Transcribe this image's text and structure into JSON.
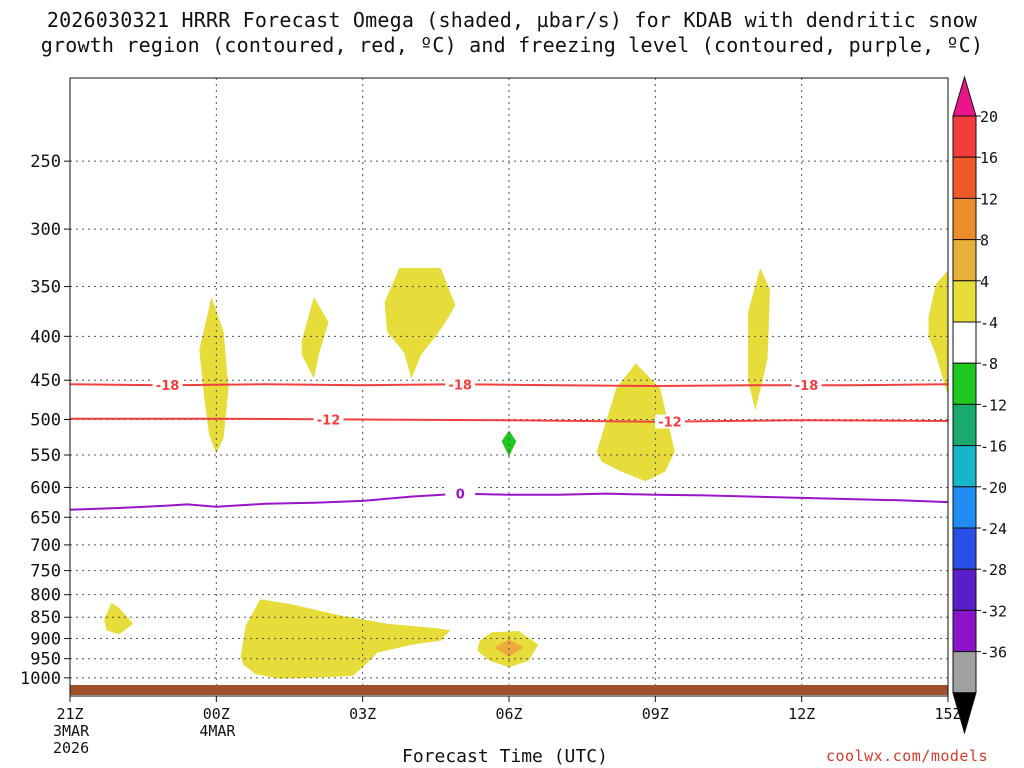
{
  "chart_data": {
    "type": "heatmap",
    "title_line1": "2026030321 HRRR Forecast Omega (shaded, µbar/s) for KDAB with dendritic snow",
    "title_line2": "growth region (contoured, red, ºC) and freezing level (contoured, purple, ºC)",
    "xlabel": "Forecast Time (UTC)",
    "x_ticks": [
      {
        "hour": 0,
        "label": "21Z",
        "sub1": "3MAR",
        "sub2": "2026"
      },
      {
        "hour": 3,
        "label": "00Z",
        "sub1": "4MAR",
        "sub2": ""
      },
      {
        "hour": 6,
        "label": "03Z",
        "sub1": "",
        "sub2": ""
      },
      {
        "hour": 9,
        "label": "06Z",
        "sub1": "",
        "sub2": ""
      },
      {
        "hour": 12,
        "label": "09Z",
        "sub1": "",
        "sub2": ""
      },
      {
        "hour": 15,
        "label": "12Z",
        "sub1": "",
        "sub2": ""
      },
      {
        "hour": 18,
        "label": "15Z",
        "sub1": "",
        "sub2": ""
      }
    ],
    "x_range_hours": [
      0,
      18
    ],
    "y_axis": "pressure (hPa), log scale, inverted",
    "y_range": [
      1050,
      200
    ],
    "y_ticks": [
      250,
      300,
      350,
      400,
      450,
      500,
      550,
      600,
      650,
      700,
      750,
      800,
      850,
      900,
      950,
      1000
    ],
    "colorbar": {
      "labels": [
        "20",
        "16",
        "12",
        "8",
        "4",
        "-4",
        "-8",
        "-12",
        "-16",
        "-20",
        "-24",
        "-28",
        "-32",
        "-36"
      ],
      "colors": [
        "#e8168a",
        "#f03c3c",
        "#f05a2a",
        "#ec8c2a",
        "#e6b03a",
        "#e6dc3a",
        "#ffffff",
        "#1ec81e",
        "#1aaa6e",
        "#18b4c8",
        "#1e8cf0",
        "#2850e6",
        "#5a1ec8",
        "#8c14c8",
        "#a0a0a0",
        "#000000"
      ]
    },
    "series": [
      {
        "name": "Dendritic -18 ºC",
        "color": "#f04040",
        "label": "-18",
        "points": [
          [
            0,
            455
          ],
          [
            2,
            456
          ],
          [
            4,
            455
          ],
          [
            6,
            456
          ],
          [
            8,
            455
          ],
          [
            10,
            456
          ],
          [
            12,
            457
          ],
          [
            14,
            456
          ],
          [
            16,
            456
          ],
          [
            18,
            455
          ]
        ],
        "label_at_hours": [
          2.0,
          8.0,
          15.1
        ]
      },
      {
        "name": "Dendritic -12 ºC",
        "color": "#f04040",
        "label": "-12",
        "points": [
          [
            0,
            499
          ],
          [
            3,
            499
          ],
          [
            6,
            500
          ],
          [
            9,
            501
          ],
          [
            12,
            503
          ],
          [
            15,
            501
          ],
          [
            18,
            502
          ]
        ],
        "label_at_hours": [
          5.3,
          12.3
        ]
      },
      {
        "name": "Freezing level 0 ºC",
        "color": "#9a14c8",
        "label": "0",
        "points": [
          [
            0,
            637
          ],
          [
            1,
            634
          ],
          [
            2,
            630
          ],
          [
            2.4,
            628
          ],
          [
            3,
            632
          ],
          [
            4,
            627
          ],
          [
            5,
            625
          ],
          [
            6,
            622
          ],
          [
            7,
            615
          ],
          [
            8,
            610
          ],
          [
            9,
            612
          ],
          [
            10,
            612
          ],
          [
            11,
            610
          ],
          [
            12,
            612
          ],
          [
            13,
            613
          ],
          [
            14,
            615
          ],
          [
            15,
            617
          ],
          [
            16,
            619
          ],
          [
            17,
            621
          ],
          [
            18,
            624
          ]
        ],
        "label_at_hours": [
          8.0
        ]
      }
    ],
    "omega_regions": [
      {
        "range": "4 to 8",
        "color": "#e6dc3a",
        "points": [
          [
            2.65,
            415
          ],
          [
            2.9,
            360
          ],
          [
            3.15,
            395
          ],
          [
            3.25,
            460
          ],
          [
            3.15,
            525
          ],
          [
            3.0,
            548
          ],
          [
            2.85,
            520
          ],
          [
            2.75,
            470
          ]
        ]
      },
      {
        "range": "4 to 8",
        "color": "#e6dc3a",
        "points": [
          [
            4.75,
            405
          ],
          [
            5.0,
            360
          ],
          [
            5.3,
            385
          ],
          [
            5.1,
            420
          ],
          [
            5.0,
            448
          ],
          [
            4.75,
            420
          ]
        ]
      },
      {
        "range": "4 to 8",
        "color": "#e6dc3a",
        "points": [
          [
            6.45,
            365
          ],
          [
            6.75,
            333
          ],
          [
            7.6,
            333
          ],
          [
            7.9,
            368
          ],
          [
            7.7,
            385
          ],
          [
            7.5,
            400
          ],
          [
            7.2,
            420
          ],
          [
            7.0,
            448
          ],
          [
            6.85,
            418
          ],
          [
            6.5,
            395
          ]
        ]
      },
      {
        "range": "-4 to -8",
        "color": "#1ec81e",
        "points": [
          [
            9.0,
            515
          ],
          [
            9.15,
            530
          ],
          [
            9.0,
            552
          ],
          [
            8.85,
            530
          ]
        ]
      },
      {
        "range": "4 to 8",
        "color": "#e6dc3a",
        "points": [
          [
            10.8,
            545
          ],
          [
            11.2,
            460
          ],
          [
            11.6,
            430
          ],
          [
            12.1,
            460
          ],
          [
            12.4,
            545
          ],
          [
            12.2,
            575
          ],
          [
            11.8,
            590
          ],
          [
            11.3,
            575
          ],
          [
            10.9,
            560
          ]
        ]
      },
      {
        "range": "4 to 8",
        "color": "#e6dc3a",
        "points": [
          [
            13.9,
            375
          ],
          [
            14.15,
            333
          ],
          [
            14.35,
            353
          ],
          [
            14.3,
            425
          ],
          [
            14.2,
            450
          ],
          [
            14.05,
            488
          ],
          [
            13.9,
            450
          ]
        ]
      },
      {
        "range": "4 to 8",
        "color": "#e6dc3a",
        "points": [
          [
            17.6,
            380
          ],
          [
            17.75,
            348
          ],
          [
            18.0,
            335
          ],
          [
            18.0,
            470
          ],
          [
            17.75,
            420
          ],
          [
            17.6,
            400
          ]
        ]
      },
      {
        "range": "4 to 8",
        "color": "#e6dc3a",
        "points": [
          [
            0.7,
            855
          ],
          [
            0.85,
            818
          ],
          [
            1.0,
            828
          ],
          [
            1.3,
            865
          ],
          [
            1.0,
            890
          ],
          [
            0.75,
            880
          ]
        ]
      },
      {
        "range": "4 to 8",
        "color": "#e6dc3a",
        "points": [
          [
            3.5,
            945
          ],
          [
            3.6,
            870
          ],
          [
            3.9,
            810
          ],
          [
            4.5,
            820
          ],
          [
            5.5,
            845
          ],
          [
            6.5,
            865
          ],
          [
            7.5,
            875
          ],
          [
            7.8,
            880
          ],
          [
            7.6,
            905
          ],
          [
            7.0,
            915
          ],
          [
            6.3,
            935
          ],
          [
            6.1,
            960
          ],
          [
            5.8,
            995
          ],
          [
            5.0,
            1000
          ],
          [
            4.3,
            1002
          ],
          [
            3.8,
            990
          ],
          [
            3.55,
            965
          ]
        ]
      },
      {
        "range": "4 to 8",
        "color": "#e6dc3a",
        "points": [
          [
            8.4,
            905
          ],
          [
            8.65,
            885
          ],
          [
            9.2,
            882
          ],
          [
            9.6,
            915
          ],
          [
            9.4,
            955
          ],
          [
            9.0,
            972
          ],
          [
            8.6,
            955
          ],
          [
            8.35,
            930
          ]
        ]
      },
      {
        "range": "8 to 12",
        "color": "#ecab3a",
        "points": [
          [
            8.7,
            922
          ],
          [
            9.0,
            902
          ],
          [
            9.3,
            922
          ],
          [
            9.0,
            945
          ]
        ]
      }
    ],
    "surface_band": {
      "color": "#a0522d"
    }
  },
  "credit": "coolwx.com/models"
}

+---+

WHAT YOU NEED TO DO:
Your task is to pick out every line with the string "Forecast" and copy it.

PROBLEM SOLUTION:
    "title_line1": "2026030321 HRRR Forecast Omega (shaded, µbar/s) for KDAB with dendritic snow",
    "xlabel": "Forecast Time (UTC)",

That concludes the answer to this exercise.